What the task requires: Output the data word for word, dropping every image.

_ _ _ _ _ _ _

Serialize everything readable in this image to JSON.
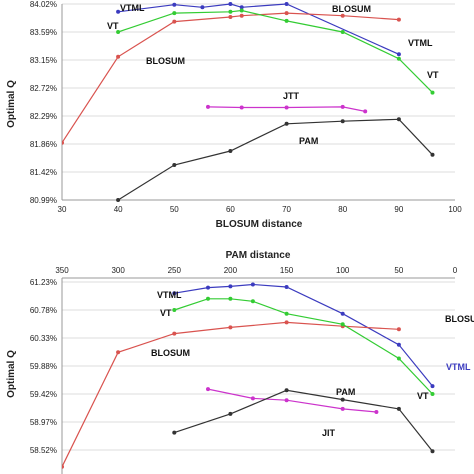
{
  "chart_data": [
    {
      "type": "line",
      "title": "",
      "xlabel": "BLOSUM distance",
      "ylabel": "Optimal Q",
      "x_ticks": [
        "30",
        "40",
        "50",
        "60",
        "70",
        "80",
        "90",
        "100"
      ],
      "y_ticks": [
        "80.99%",
        "81.42%",
        "81.86%",
        "82.29%",
        "82.72%",
        "83.15%",
        "83.59%",
        "84.02%"
      ],
      "xlim": [
        30,
        100
      ],
      "ylim": [
        80.99,
        84.02
      ],
      "grid": "horizontal",
      "series": [
        {
          "name": "VTML",
          "color": "#3b3bbf",
          "x": [
            40,
            50,
            55,
            60,
            62,
            70,
            90
          ],
          "y": [
            83.9,
            84.01,
            83.97,
            84.02,
            83.97,
            84.02,
            83.24
          ]
        },
        {
          "name": "BLOSUM",
          "color": "#d9534f",
          "x": [
            30,
            40,
            50,
            60,
            62,
            70,
            80,
            90
          ],
          "y": [
            81.88,
            83.2,
            83.75,
            83.82,
            83.84,
            83.88,
            83.84,
            83.78
          ]
        },
        {
          "name": "VT",
          "color": "#33cc33",
          "x": [
            40,
            50,
            60,
            62,
            70,
            80,
            90,
            96
          ],
          "y": [
            83.59,
            83.88,
            83.9,
            83.92,
            83.76,
            83.59,
            83.17,
            82.65
          ]
        },
        {
          "name": "JTT",
          "color": "#cc33cc",
          "x": [
            56,
            62,
            70,
            80,
            84
          ],
          "y": [
            82.43,
            82.42,
            82.42,
            82.43,
            82.36
          ]
        },
        {
          "name": "PAM",
          "color": "#333333",
          "x": [
            40,
            50,
            60,
            70,
            80,
            90,
            96
          ],
          "y": [
            80.99,
            81.53,
            81.75,
            82.17,
            82.21,
            82.24,
            81.69
          ]
        }
      ],
      "labels": [
        {
          "text": "VTML",
          "series": "VTML"
        },
        {
          "text": "VT",
          "series": "VT"
        },
        {
          "text": "BLOSUM",
          "series": "BLOSUM"
        },
        {
          "text": "BLOSUM",
          "series": "BLOSUM"
        },
        {
          "text": "VTML",
          "series": "VTML"
        },
        {
          "text": "VT",
          "series": "VT"
        },
        {
          "text": "JTT",
          "series": "JTT"
        },
        {
          "text": "PAM",
          "series": "PAM"
        }
      ]
    },
    {
      "type": "line",
      "title": "",
      "xlabel": "PAM distance",
      "ylabel": "Optimal Q",
      "x_ticks": [
        "350",
        "300",
        "250",
        "200",
        "150",
        "100",
        "50",
        "0"
      ],
      "y_ticks": [
        "58.52%",
        "58.97%",
        "59.42%",
        "59.88%",
        "60.33%",
        "60.78%",
        "61.23%"
      ],
      "xlim": [
        350,
        0
      ],
      "ylim": [
        58.4,
        61.5
      ],
      "grid": "horizontal",
      "series": [
        {
          "name": "VTML",
          "color": "#3b3bbf",
          "x": [
            250,
            220,
            200,
            180,
            150,
            100,
            50,
            20
          ],
          "y": [
            61.05,
            61.14,
            61.16,
            61.19,
            61.15,
            60.72,
            60.22,
            59.55
          ]
        },
        {
          "name": "BLOSUM",
          "color": "#d9534f",
          "x": [
            350,
            300,
            250,
            200,
            150,
            100,
            50
          ],
          "y": [
            58.25,
            60.1,
            60.4,
            60.5,
            60.58,
            60.52,
            60.47
          ]
        },
        {
          "name": "VT",
          "color": "#33cc33",
          "x": [
            250,
            220,
            200,
            180,
            150,
            100,
            50,
            20
          ],
          "y": [
            60.78,
            60.96,
            60.96,
            60.92,
            60.72,
            60.55,
            60.0,
            59.42
          ]
        },
        {
          "name": "JTT",
          "color": "#cc33cc",
          "x": [
            220,
            180,
            150,
            100,
            70
          ],
          "y": [
            59.5,
            59.35,
            59.32,
            59.18,
            59.13
          ]
        },
        {
          "name": "PAM",
          "color": "#333333",
          "x": [
            250,
            200,
            150,
            100,
            50,
            20
          ],
          "y": [
            58.8,
            59.1,
            59.48,
            59.33,
            59.18,
            58.5
          ]
        }
      ],
      "labels": [
        {
          "text": "VTML",
          "series": "VTML"
        },
        {
          "text": "VT",
          "series": "VT"
        },
        {
          "text": "BLOSUM",
          "series": "BLOSUM"
        },
        {
          "text": "BLOSUM",
          "series": "BLOSUM"
        },
        {
          "text": "VTML",
          "series": "VTML"
        },
        {
          "text": "VT",
          "series": "VT"
        },
        {
          "text": "PAM",
          "series": "PAM"
        },
        {
          "text": "JIT",
          "series": "JTT"
        }
      ]
    }
  ]
}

_ _ _ _ _ _ _

The reply:
Serialize everything readable in this image to JSON.
{
  "chart_data": [
    {
      "type": "line",
      "title": "",
      "xlabel": "BLOSUM distance",
      "ylabel": "Optimal Q",
      "x_ticks": [
        "30",
        "40",
        "50",
        "60",
        "70",
        "80",
        "90",
        "100"
      ],
      "y_ticks": [
        "80.99%",
        "81.42%",
        "81.86%",
        "82.29%",
        "82.72%",
        "83.15%",
        "83.59%",
        "84.02%"
      ],
      "xlim": [
        30,
        100
      ],
      "ylim": [
        80.99,
        84.02
      ],
      "grid": "horizontal",
      "series": [
        {
          "name": "VTML",
          "color": "#3b3bbf",
          "x": [
            40,
            50,
            55,
            60,
            62,
            70,
            90
          ],
          "y": [
            83.9,
            84.01,
            83.97,
            84.02,
            83.97,
            84.02,
            83.24
          ]
        },
        {
          "name": "BLOSUM",
          "color": "#d9534f",
          "x": [
            30,
            40,
            50,
            60,
            62,
            70,
            80,
            90
          ],
          "y": [
            81.88,
            83.2,
            83.75,
            83.82,
            83.84,
            83.88,
            83.84,
            83.78
          ]
        },
        {
          "name": "VT",
          "color": "#33cc33",
          "x": [
            40,
            50,
            60,
            62,
            70,
            80,
            90,
            96
          ],
          "y": [
            83.59,
            83.88,
            83.9,
            83.92,
            83.76,
            83.59,
            83.17,
            82.65
          ]
        },
        {
          "name": "JTT",
          "color": "#cc33cc",
          "x": [
            56,
            62,
            70,
            80,
            84
          ],
          "y": [
            82.43,
            82.42,
            82.42,
            82.43,
            82.36
          ]
        },
        {
          "name": "PAM",
          "color": "#333333",
          "x": [
            40,
            50,
            60,
            70,
            80,
            90,
            96
          ],
          "y": [
            80.99,
            81.53,
            81.75,
            82.17,
            82.21,
            82.24,
            81.69
          ]
        }
      ],
      "labels": [
        {
          "text": "VTML",
          "series": "VTML"
        },
        {
          "text": "VT",
          "series": "VT"
        },
        {
          "text": "BLOSUM",
          "series": "BLOSUM"
        },
        {
          "text": "BLOSUM",
          "series": "BLOSUM"
        },
        {
          "text": "VTML",
          "series": "VTML"
        },
        {
          "text": "VT",
          "series": "VT"
        },
        {
          "text": "JTT",
          "series": "JTT"
        },
        {
          "text": "PAM",
          "series": "PAM"
        }
      ]
    },
    {
      "type": "line",
      "title": "",
      "xlabel": "PAM distance",
      "ylabel": "Optimal Q",
      "x_ticks": [
        "350",
        "300",
        "250",
        "200",
        "150",
        "100",
        "50",
        "0"
      ],
      "y_ticks": [
        "58.52%",
        "58.97%",
        "59.42%",
        "59.88%",
        "60.33%",
        "60.78%",
        "61.23%"
      ],
      "xlim": [
        350,
        0
      ],
      "ylim": [
        58.4,
        61.5
      ],
      "grid": "horizontal",
      "series": [
        {
          "name": "VTML",
          "color": "#3b3bbf",
          "x": [
            250,
            220,
            200,
            180,
            150,
            100,
            50,
            20
          ],
          "y": [
            61.05,
            61.14,
            61.16,
            61.19,
            61.15,
            60.72,
            60.22,
            59.55
          ]
        },
        {
          "name": "BLOSUM",
          "color": "#d9534f",
          "x": [
            350,
            300,
            250,
            200,
            150,
            100,
            50
          ],
          "y": [
            58.25,
            60.1,
            60.4,
            60.5,
            60.58,
            60.52,
            60.47
          ]
        },
        {
          "name": "VT",
          "color": "#33cc33",
          "x": [
            250,
            220,
            200,
            180,
            150,
            100,
            50,
            20
          ],
          "y": [
            60.78,
            60.96,
            60.96,
            60.92,
            60.72,
            60.55,
            60.0,
            59.42
          ]
        },
        {
          "name": "JTT",
          "color": "#cc33cc",
          "x": [
            220,
            180,
            150,
            100,
            70
          ],
          "y": [
            59.5,
            59.35,
            59.32,
            59.18,
            59.13
          ]
        },
        {
          "name": "PAM",
          "color": "#333333",
          "x": [
            250,
            200,
            150,
            100,
            50,
            20
          ],
          "y": [
            58.8,
            59.1,
            59.48,
            59.33,
            59.18,
            58.5
          ]
        }
      ],
      "labels": [
        {
          "text": "VTML",
          "series": "VTML"
        },
        {
          "text": "VT",
          "series": "VT"
        },
        {
          "text": "BLOSUM",
          "series": "BLOSUM"
        },
        {
          "text": "BLOSUM",
          "series": "BLOSUM"
        },
        {
          "text": "VTML",
          "series": "VTML"
        },
        {
          "text": "VT",
          "series": "VT"
        },
        {
          "text": "PAM",
          "series": "PAM"
        },
        {
          "text": "JIT",
          "series": "JTT"
        }
      ]
    }
  ]
}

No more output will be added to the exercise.